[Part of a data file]
=-=-=-=-=

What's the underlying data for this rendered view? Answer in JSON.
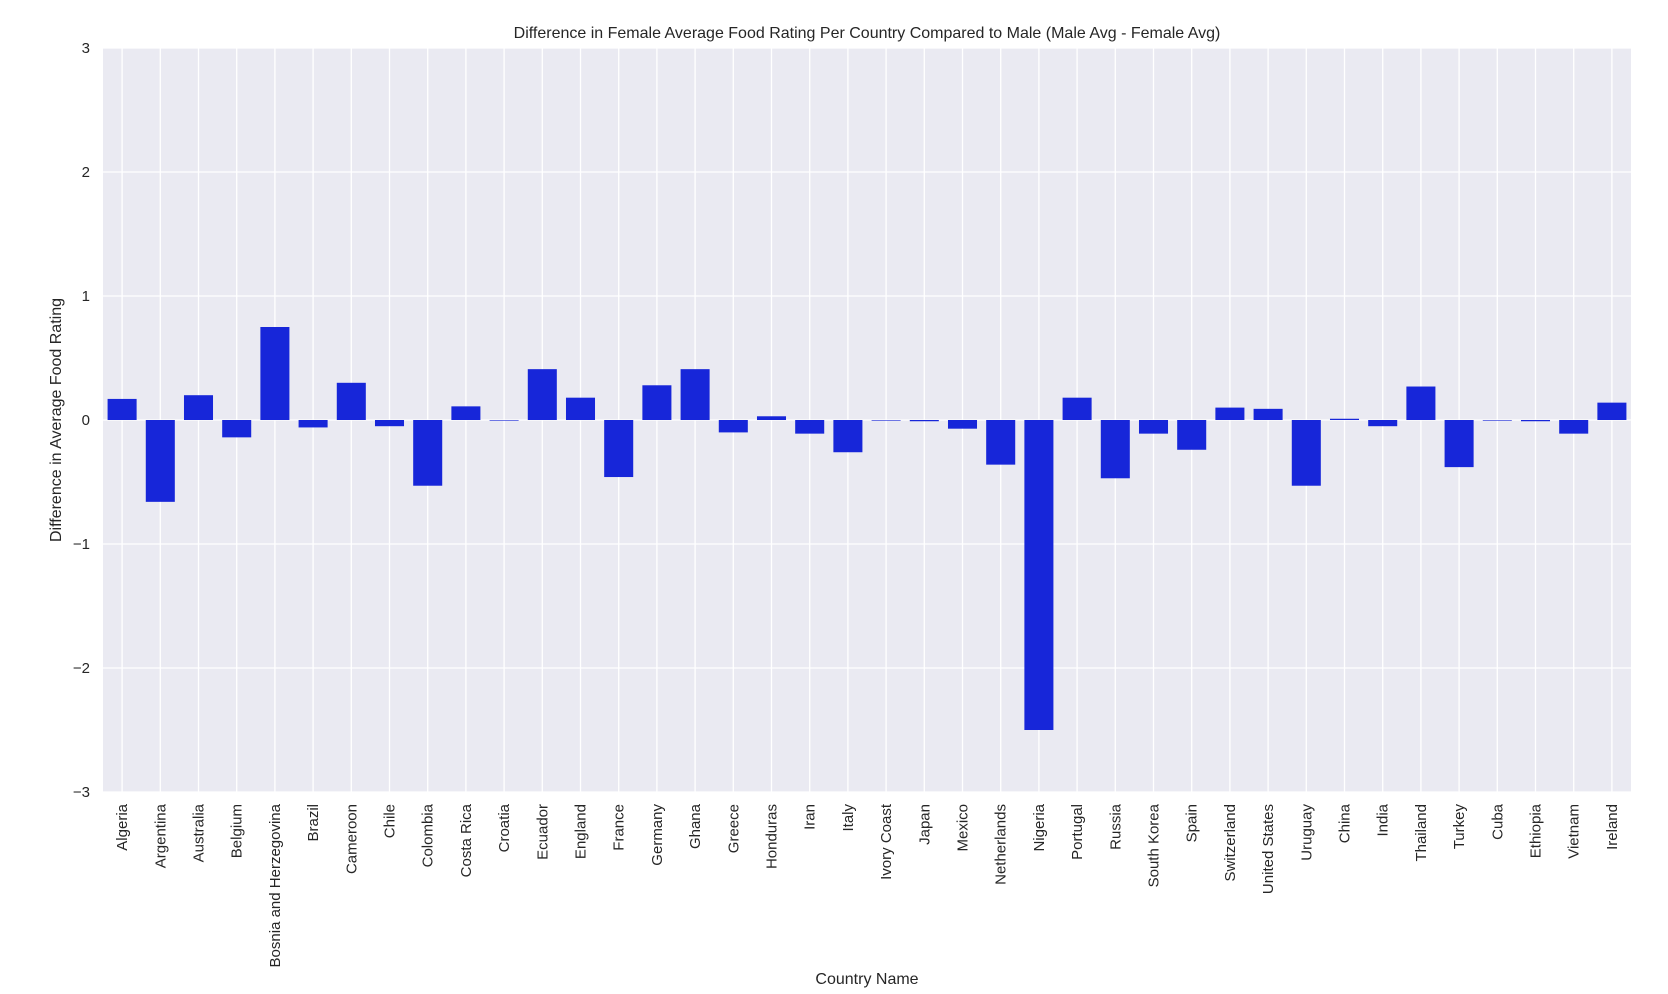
{
  "chart_data": {
    "type": "bar",
    "title": "Difference in Female Average Food Rating Per Country Compared to Male (Male Avg - Female Avg)",
    "xlabel": "Country Name",
    "ylabel": "Difference in Average Food Rating",
    "ylim": [
      -3,
      3
    ],
    "yticks": [
      -3,
      -2,
      -1,
      0,
      1,
      2,
      3
    ],
    "ytick_labels": [
      "−3",
      "−2",
      "−1",
      "0",
      "1",
      "2",
      "3"
    ],
    "grid": true,
    "bar_color": "#1726D9",
    "background_color": "#EAEAF2",
    "grid_color": "#FFFFFF",
    "categories": [
      "Algeria",
      "Argentina",
      "Australia",
      "Belgium",
      "Bosnia and Herzegovina",
      "Brazil",
      "Cameroon",
      "Chile",
      "Colombia",
      "Costa Rica",
      "Croatia",
      "Ecuador",
      "England",
      "France",
      "Germany",
      "Ghana",
      "Greece",
      "Honduras",
      "Iran",
      "Italy",
      "Ivory Coast",
      "Japan",
      "Mexico",
      "Netherlands",
      "Nigeria",
      "Portugal",
      "Russia",
      "South Korea",
      "Spain",
      "Switzerland",
      "United States",
      "Uruguay",
      "China",
      "India",
      "Thailand",
      "Turkey",
      "Cuba",
      "Ethiopia",
      "Vietnam",
      "Ireland"
    ],
    "values": [
      0.17,
      -0.66,
      0.2,
      -0.14,
      0.75,
      -0.06,
      0.3,
      -0.05,
      -0.53,
      0.11,
      0.0,
      0.41,
      0.18,
      -0.46,
      0.28,
      0.41,
      -0.1,
      0.03,
      -0.11,
      -0.26,
      0.0,
      -0.01,
      -0.07,
      -0.36,
      -2.5,
      0.18,
      -0.47,
      -0.11,
      -0.24,
      0.1,
      0.09,
      -0.53,
      0.01,
      -0.05,
      0.27,
      -0.38,
      0.0,
      -0.01,
      -0.11,
      0.14
    ]
  }
}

=-=-=-=-=

◆ **EXERCISE REQUIREMENTS**
Note each line of the entries that has "Average" in it, and copy those lines.

◆ **OUTPUT BELOW**
    "title": "Difference in Female Average Food Rating Per Country Compared to Male (Male Avg - Female Avg)",
    "ylabel": "Difference in Average Food Rating",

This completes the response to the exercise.